All of the listing below must be repeated word for word. Pictures are the only thing to omit.

(Structured figure records)
--- START ---
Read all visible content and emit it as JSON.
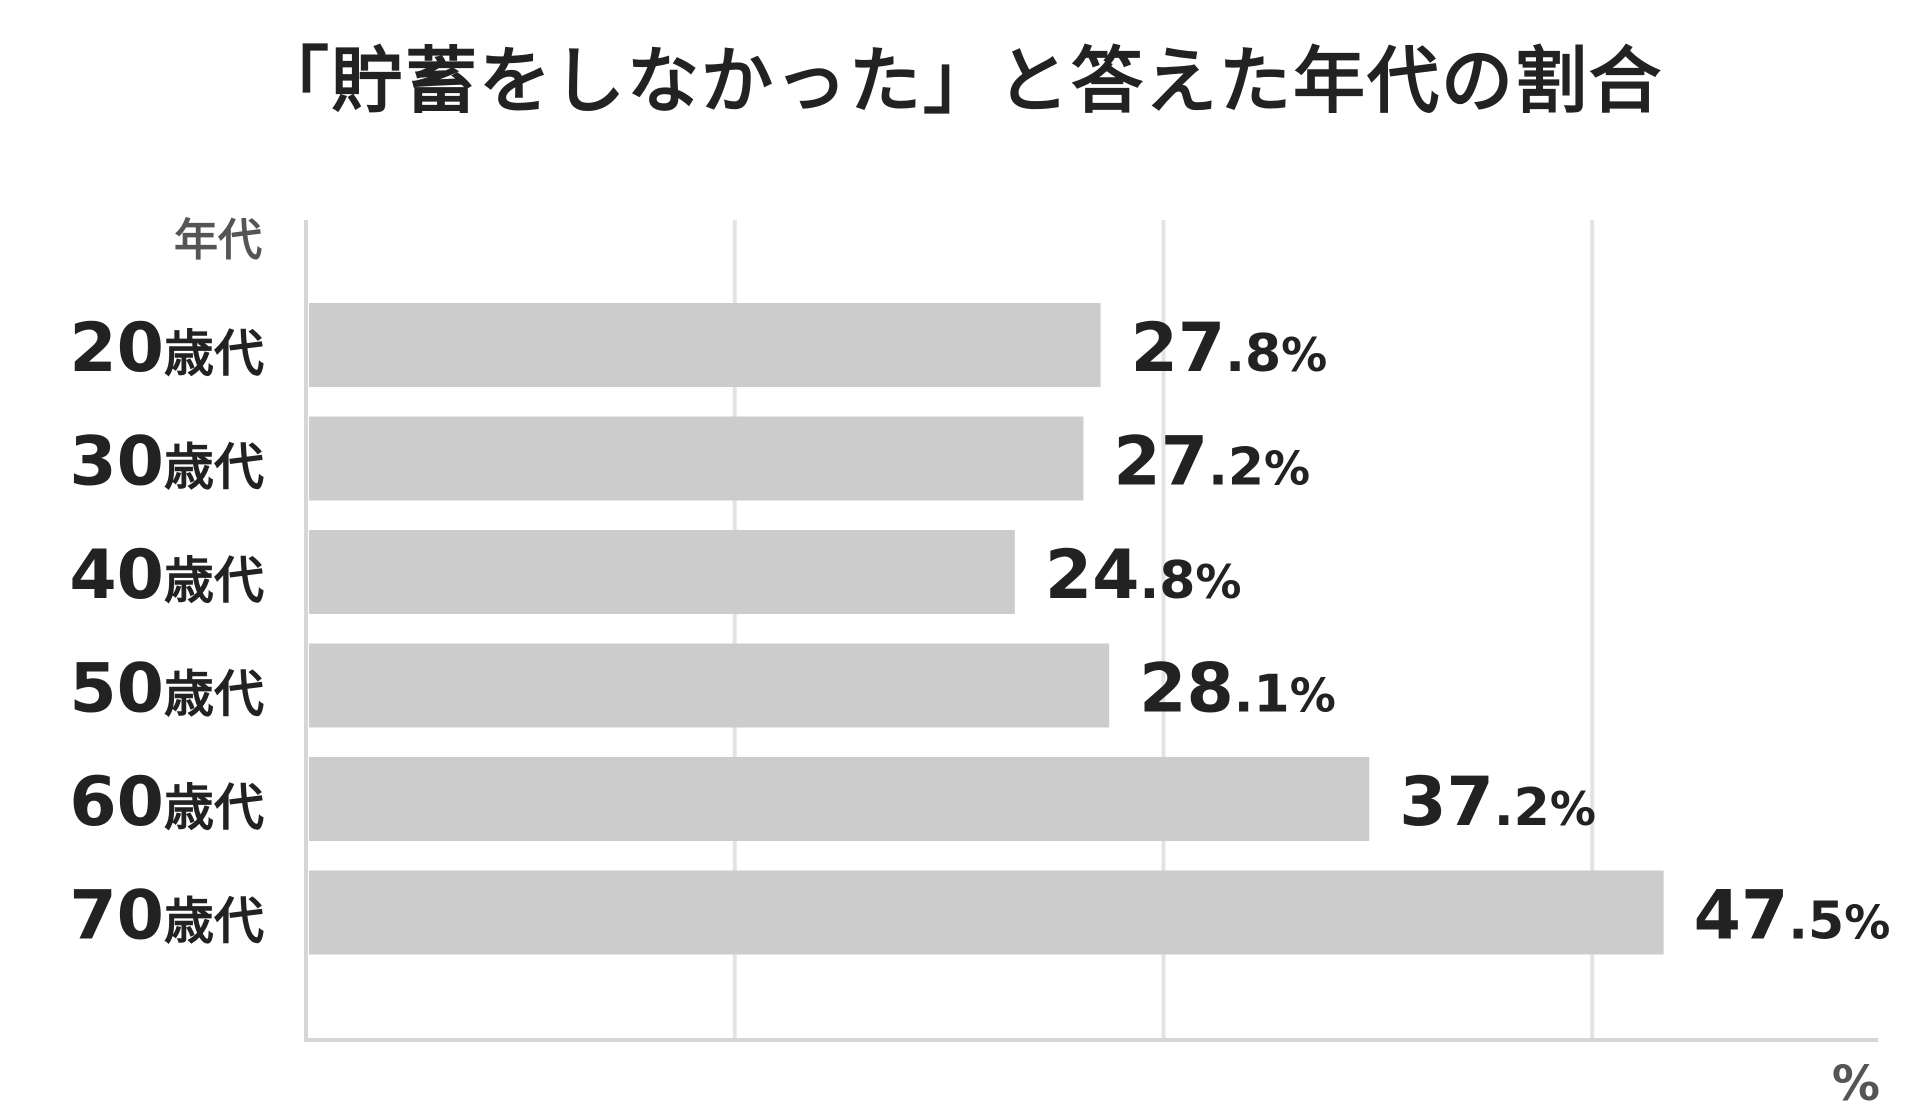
{
  "chart_data": {
    "type": "bar",
    "orientation": "horizontal",
    "title": "「貯蓄をしなかった」と答えた年代の割合",
    "ylabel": "年代",
    "xlabel": "%",
    "categories": [
      {
        "num": "20",
        "suffix": "歳代"
      },
      {
        "num": "30",
        "suffix": "歳代"
      },
      {
        "num": "40",
        "suffix": "歳代"
      },
      {
        "num": "50",
        "suffix": "歳代"
      },
      {
        "num": "60",
        "suffix": "歳代"
      },
      {
        "num": "70",
        "suffix": "歳代"
      }
    ],
    "values": [
      27.8,
      27.2,
      24.8,
      28.1,
      37.2,
      47.5
    ],
    "value_labels": [
      {
        "int": "27",
        "frac": ".8",
        "unit": "%"
      },
      {
        "int": "27",
        "frac": ".2",
        "unit": "%"
      },
      {
        "int": "24",
        "frac": ".8",
        "unit": "%"
      },
      {
        "int": "28",
        "frac": ".1",
        "unit": "%"
      },
      {
        "int": "37",
        "frac": ".2",
        "unit": "%"
      },
      {
        "int": "47",
        "frac": ".5",
        "unit": "%"
      }
    ],
    "xlim": [
      0,
      55
    ],
    "gridlines": [
      0,
      15,
      30,
      45
    ],
    "grid": true,
    "legend": "none",
    "colors": {
      "bar": "#cccccc",
      "grid": "#e3e3e3",
      "axis": "#d6d6d6",
      "text": "#222222",
      "muted": "#555555"
    }
  }
}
--- END ---
▶ [RESULT FOR THIS EXERCISE]:
Read all visible content and emit it as JSON.
{
  "chart_data": {
    "type": "bar",
    "orientation": "horizontal",
    "title": "「貯蓄をしなかった」と答えた年代の割合",
    "ylabel": "年代",
    "xlabel": "%",
    "categories": [
      {
        "num": "20",
        "suffix": "歳代"
      },
      {
        "num": "30",
        "suffix": "歳代"
      },
      {
        "num": "40",
        "suffix": "歳代"
      },
      {
        "num": "50",
        "suffix": "歳代"
      },
      {
        "num": "60",
        "suffix": "歳代"
      },
      {
        "num": "70",
        "suffix": "歳代"
      }
    ],
    "values": [
      27.8,
      27.2,
      24.8,
      28.1,
      37.2,
      47.5
    ],
    "value_labels": [
      {
        "int": "27",
        "frac": ".8",
        "unit": "%"
      },
      {
        "int": "27",
        "frac": ".2",
        "unit": "%"
      },
      {
        "int": "24",
        "frac": ".8",
        "unit": "%"
      },
      {
        "int": "28",
        "frac": ".1",
        "unit": "%"
      },
      {
        "int": "37",
        "frac": ".2",
        "unit": "%"
      },
      {
        "int": "47",
        "frac": ".5",
        "unit": "%"
      }
    ],
    "xlim": [
      0,
      55
    ],
    "gridlines": [
      0,
      15,
      30,
      45
    ],
    "grid": true,
    "legend": "none",
    "colors": {
      "bar": "#cccccc",
      "grid": "#e3e3e3",
      "axis": "#d6d6d6",
      "text": "#222222",
      "muted": "#555555"
    }
  }
}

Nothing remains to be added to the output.